THE PROBLEM:
Give back the records below exactly, every one, with no pictures.

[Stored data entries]
********
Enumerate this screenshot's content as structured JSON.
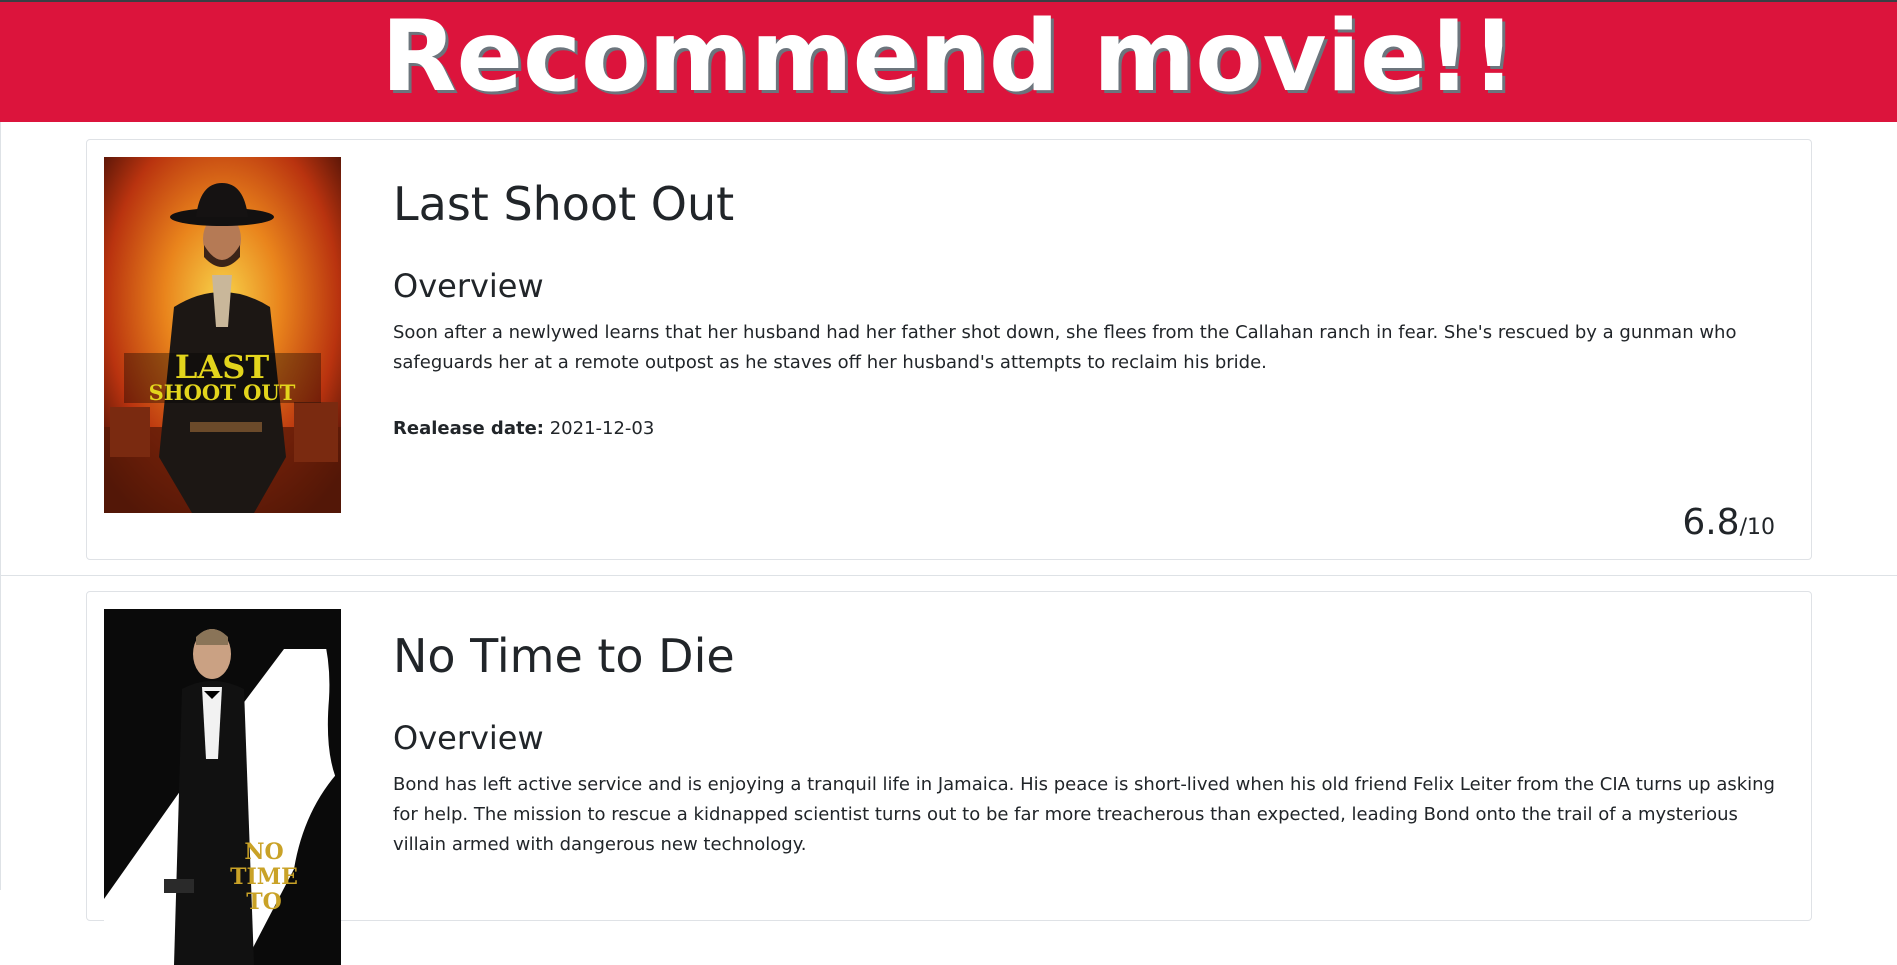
{
  "header": {
    "title": "Recommend movie!!"
  },
  "movies": [
    {
      "title": "Last Shoot Out",
      "overview_heading": "Overview",
      "overview": "Soon after a newlywed learns that her husband had her father shot down, she flees from the Callahan ranch in fear. She's rescued by a gunman who safeguards her at a remote outpost as he staves off her husband's attempts to reclaim his bride.",
      "release_label": "Realease date:",
      "release_date": "2021-12-03",
      "rating": "6.8",
      "rating_suffix": "/10",
      "poster_text": "LAST SHOOT OUT"
    },
    {
      "title": "No Time to Die",
      "overview_heading": "Overview",
      "overview": "Bond has left active service and is enjoying a tranquil life in Jamaica. His peace is short-lived when his old friend Felix Leiter from the CIA turns up asking for help. The mission to rescue a kidnapped scientist turns out to be far more treacherous than expected, leading Bond onto the trail of a mysterious villain armed with dangerous new technology.",
      "poster_text": "NO TIME TO"
    }
  ],
  "colors": {
    "header_bg": "#dc143c",
    "text": "#212529",
    "border": "#dfe2e6"
  }
}
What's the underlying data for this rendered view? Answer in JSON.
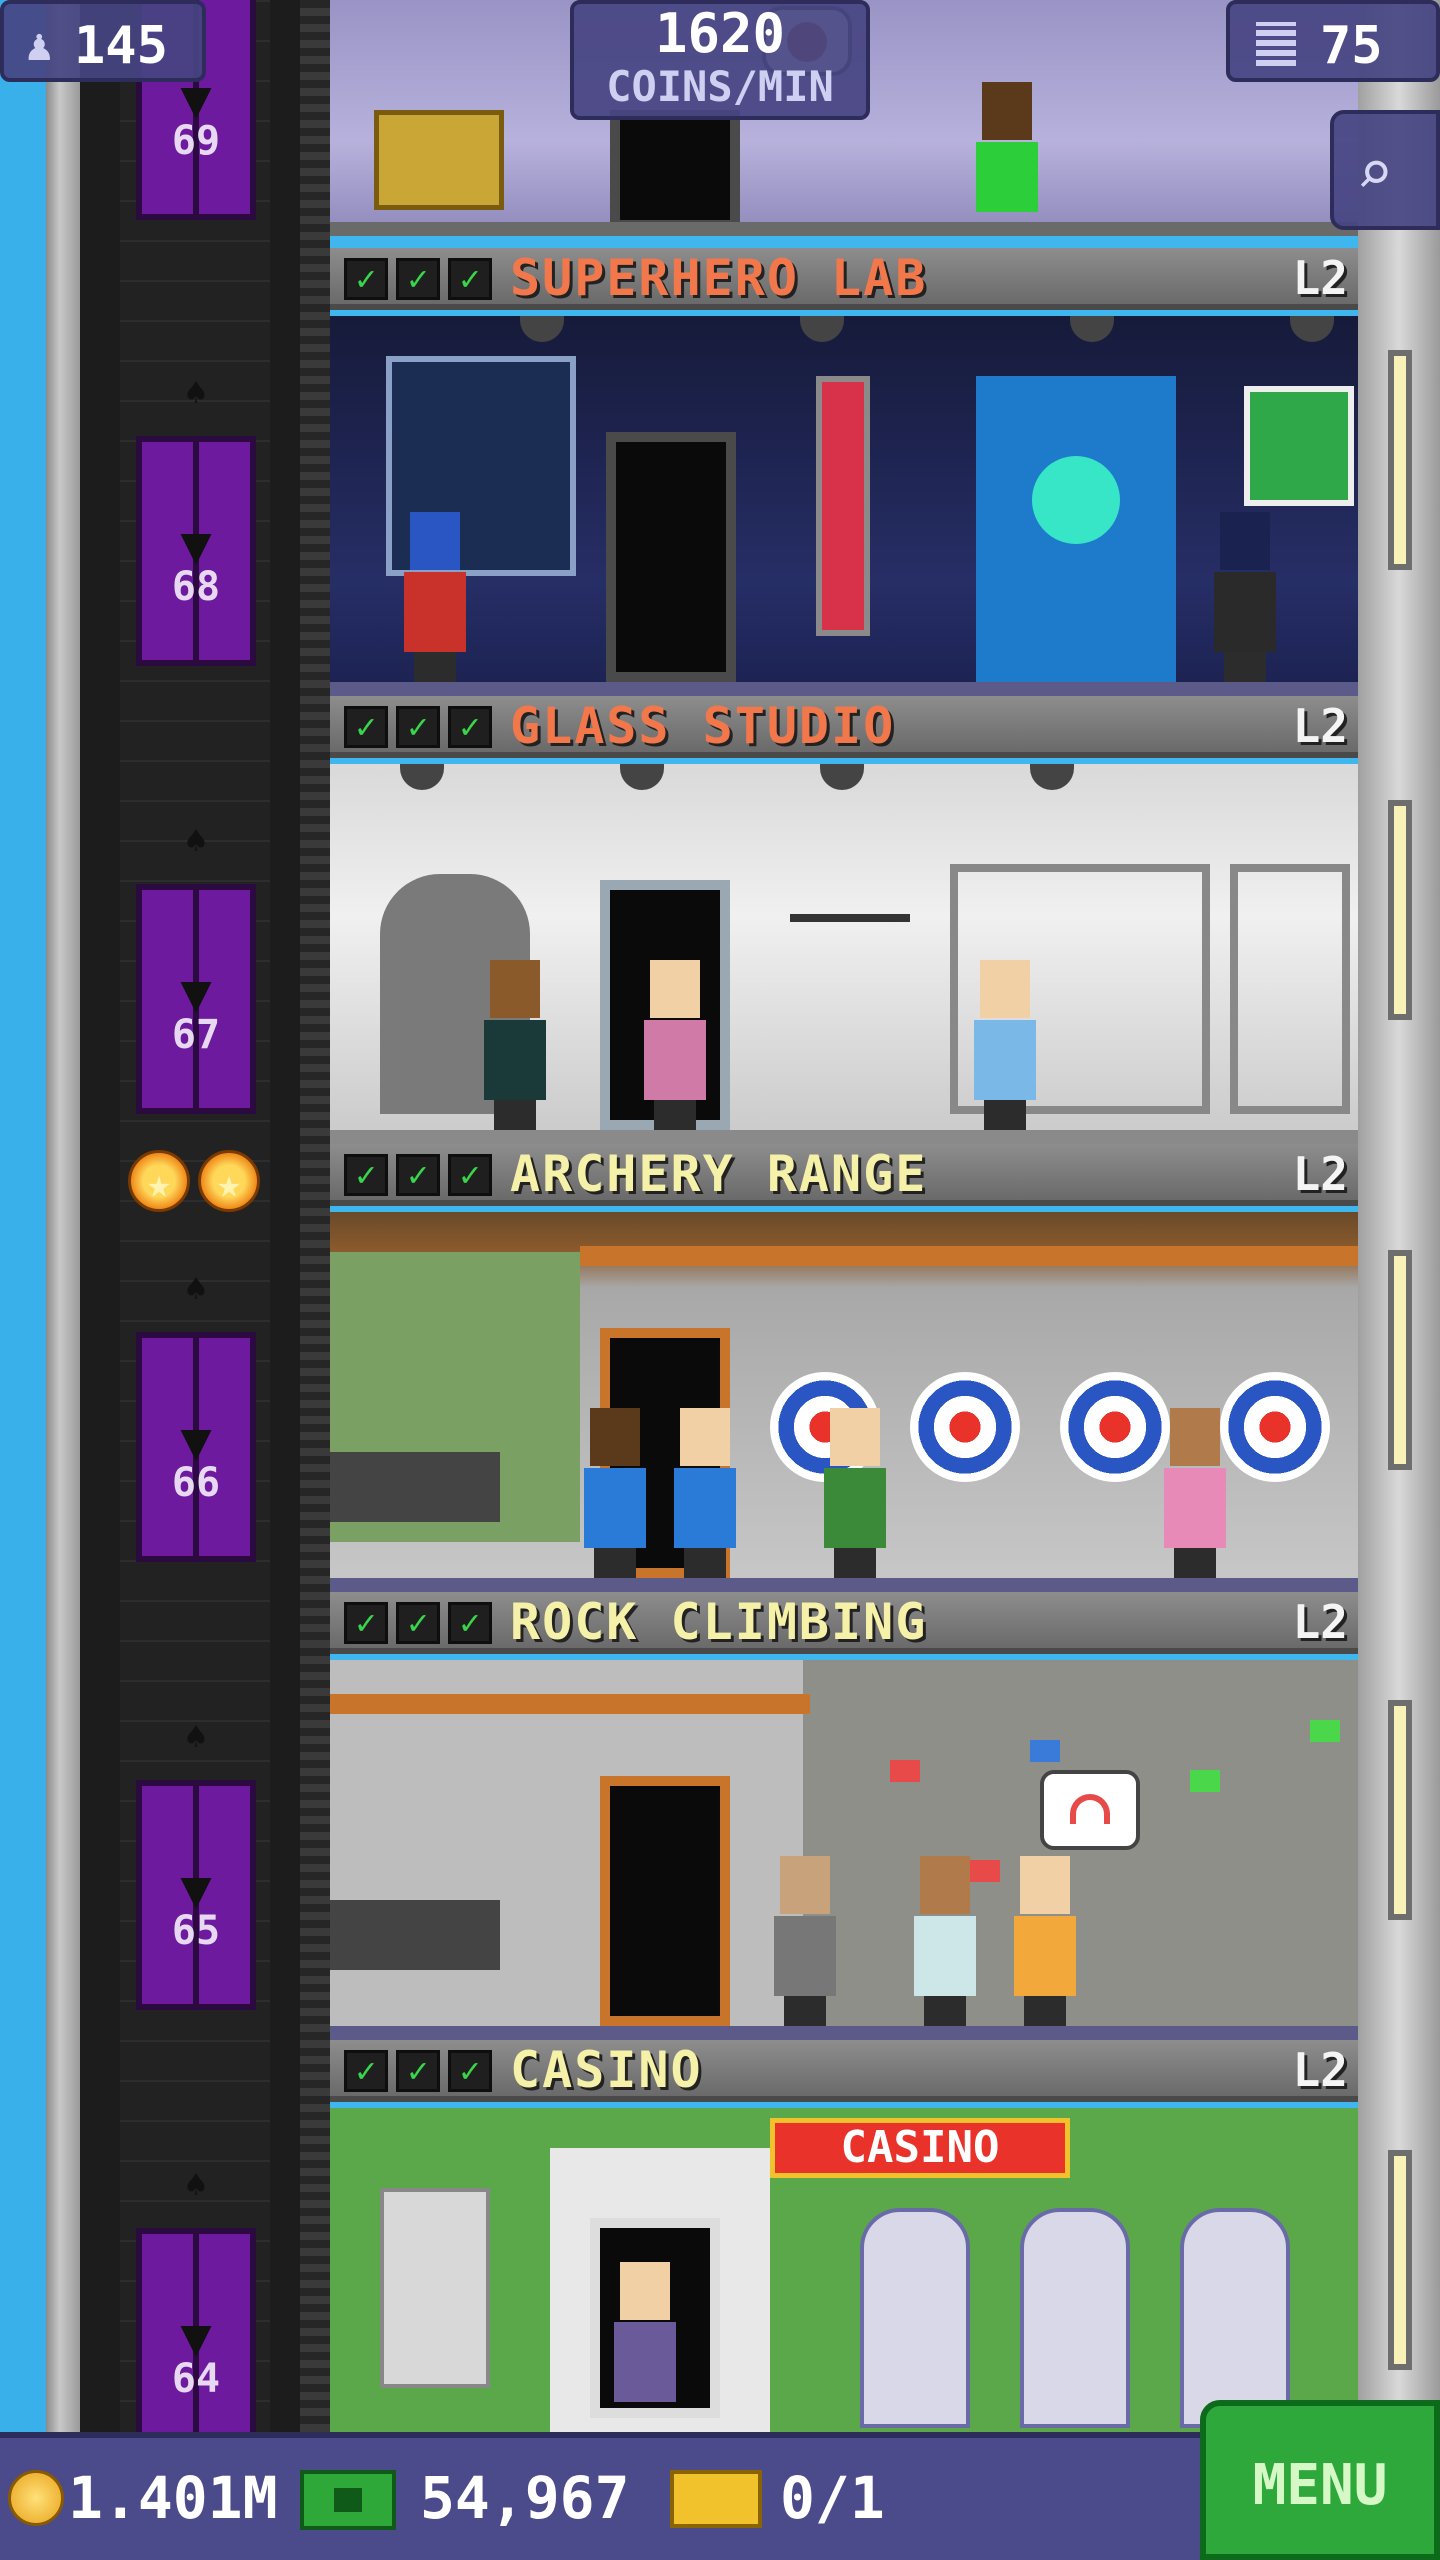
********
WORKED ANSWER:
Enumerate this screenshot's content as structured JSON.
{
  "header": {
    "title": "Recommend movie!!"
  },
  "movies": [
    {
      "title": "Last Shoot Out",
      "overview_heading": "Overview",
      "overview": "Soon after a newlywed learns that her husband had her father shot down, she flees from the Callahan ranch in fear. She's rescued by a gunman who safeguards her at a remote outpost as he staves off her husband's attempts to reclaim his bride.",
      "release_label": "Realease date:",
      "release_date": "2021-12-03",
      "rating": "6.8",
      "rating_suffix": "/10",
      "poster_text": "LAST SHOOT OUT"
    },
    {
      "title": "No Time to Die",
      "overview_heading": "Overview",
      "overview": "Bond has left active service and is enjoying a tranquil life in Jamaica. His peace is short-lived when his old friend Felix Leiter from the CIA turns up asking for help. The mission to rescue a kidnapped scientist turns out to be far more treacherous than expected, leading Bond onto the trail of a mysterious villain armed with dangerous new technology.",
      "poster_text": "NO TIME TO"
    }
  ],
  "colors": {
    "header_bg": "#dc143c",
    "text": "#212529",
    "border": "#dfe2e6"
  }
}
What's the underlying data for this rendered view? Answer in JSON.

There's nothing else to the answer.